Image records of document pages
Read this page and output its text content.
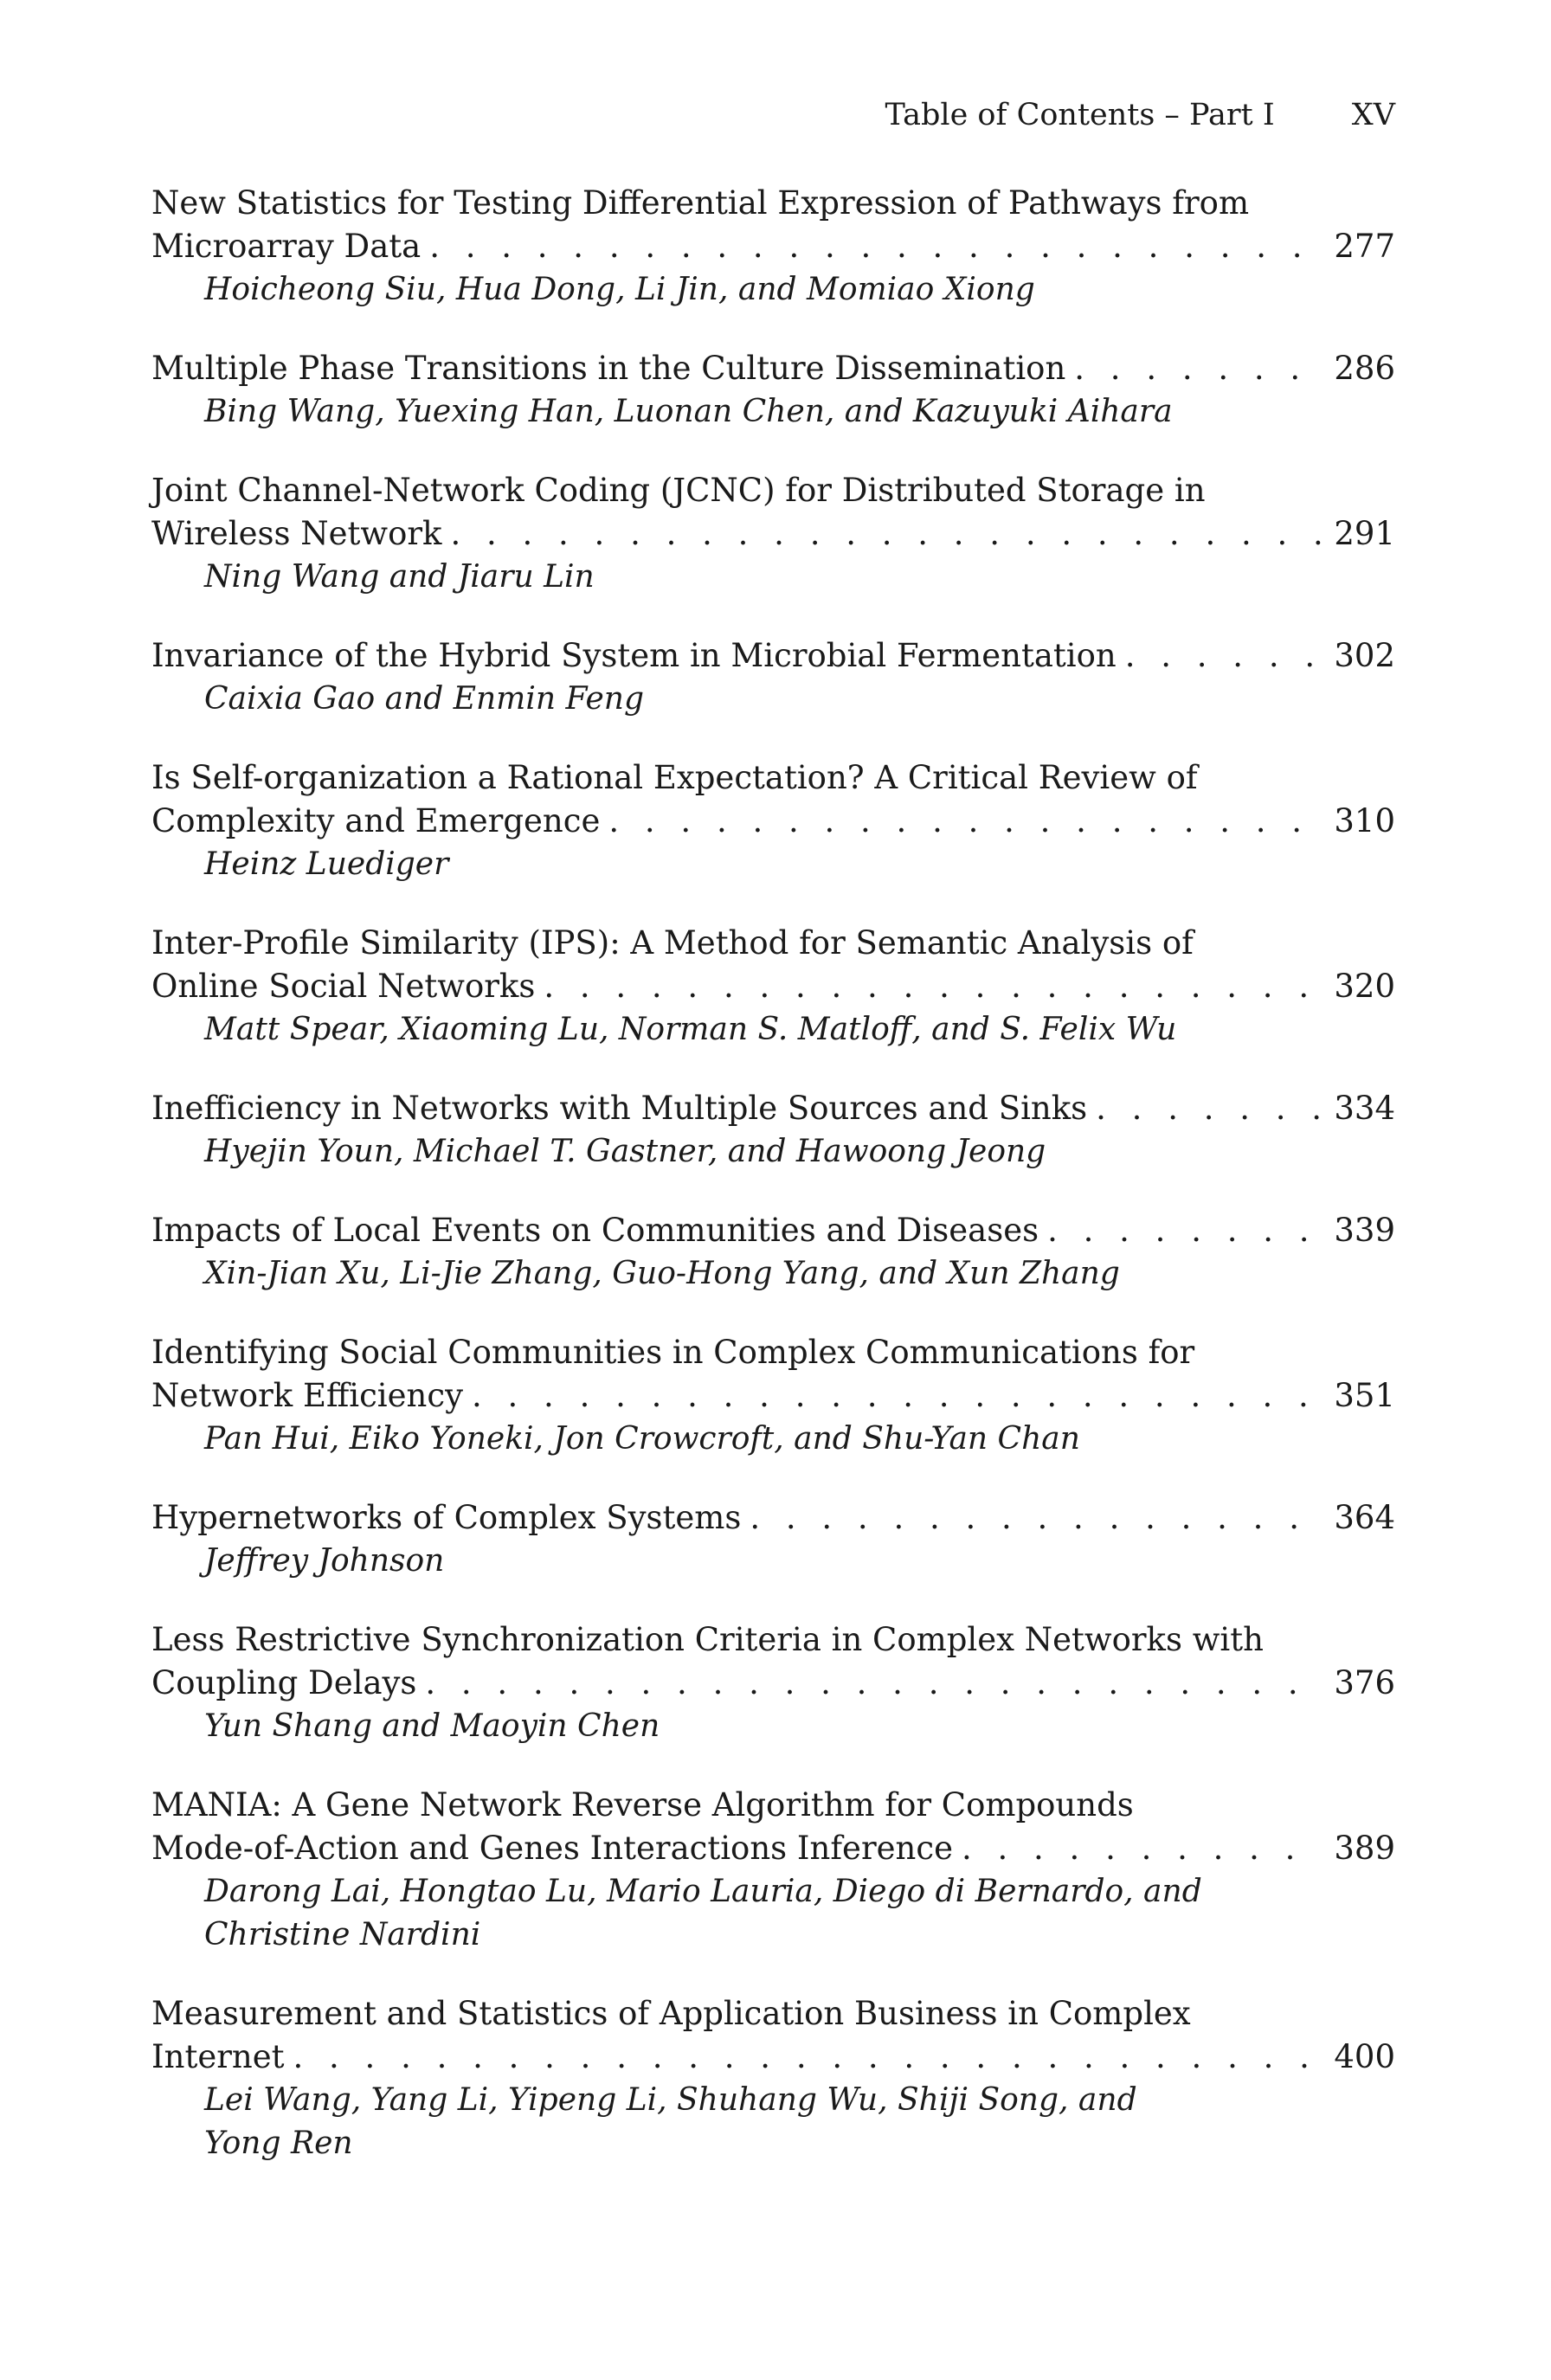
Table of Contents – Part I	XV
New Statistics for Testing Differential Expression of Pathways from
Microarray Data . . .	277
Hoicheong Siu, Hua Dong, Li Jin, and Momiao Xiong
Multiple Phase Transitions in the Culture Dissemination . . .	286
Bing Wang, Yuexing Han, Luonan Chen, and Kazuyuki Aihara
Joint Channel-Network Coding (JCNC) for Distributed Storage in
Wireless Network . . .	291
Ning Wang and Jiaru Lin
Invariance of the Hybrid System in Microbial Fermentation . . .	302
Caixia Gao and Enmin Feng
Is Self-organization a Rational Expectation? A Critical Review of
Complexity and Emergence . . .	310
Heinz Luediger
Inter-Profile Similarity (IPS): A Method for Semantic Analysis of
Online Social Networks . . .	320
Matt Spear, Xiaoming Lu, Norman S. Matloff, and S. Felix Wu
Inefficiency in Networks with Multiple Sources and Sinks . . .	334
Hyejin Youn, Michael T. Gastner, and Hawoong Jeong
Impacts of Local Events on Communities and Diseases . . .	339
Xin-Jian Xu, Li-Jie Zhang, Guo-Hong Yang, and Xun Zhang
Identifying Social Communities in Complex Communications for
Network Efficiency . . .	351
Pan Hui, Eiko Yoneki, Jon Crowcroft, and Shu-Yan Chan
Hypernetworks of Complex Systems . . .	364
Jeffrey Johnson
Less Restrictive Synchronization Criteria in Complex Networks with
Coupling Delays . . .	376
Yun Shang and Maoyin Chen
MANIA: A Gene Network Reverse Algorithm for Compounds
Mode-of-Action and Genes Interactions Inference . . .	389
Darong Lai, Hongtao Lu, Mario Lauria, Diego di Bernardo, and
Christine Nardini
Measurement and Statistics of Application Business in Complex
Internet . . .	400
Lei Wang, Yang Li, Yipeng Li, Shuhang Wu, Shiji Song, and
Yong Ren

- [Directions] Find each line in the records above that contains "Multiple", and copy it.

- [Task response]
Multiple Phase Transitions in the Culture Dissemination . . .	286
Inefficiency in Networks with Multiple Sources and Sinks . . .	334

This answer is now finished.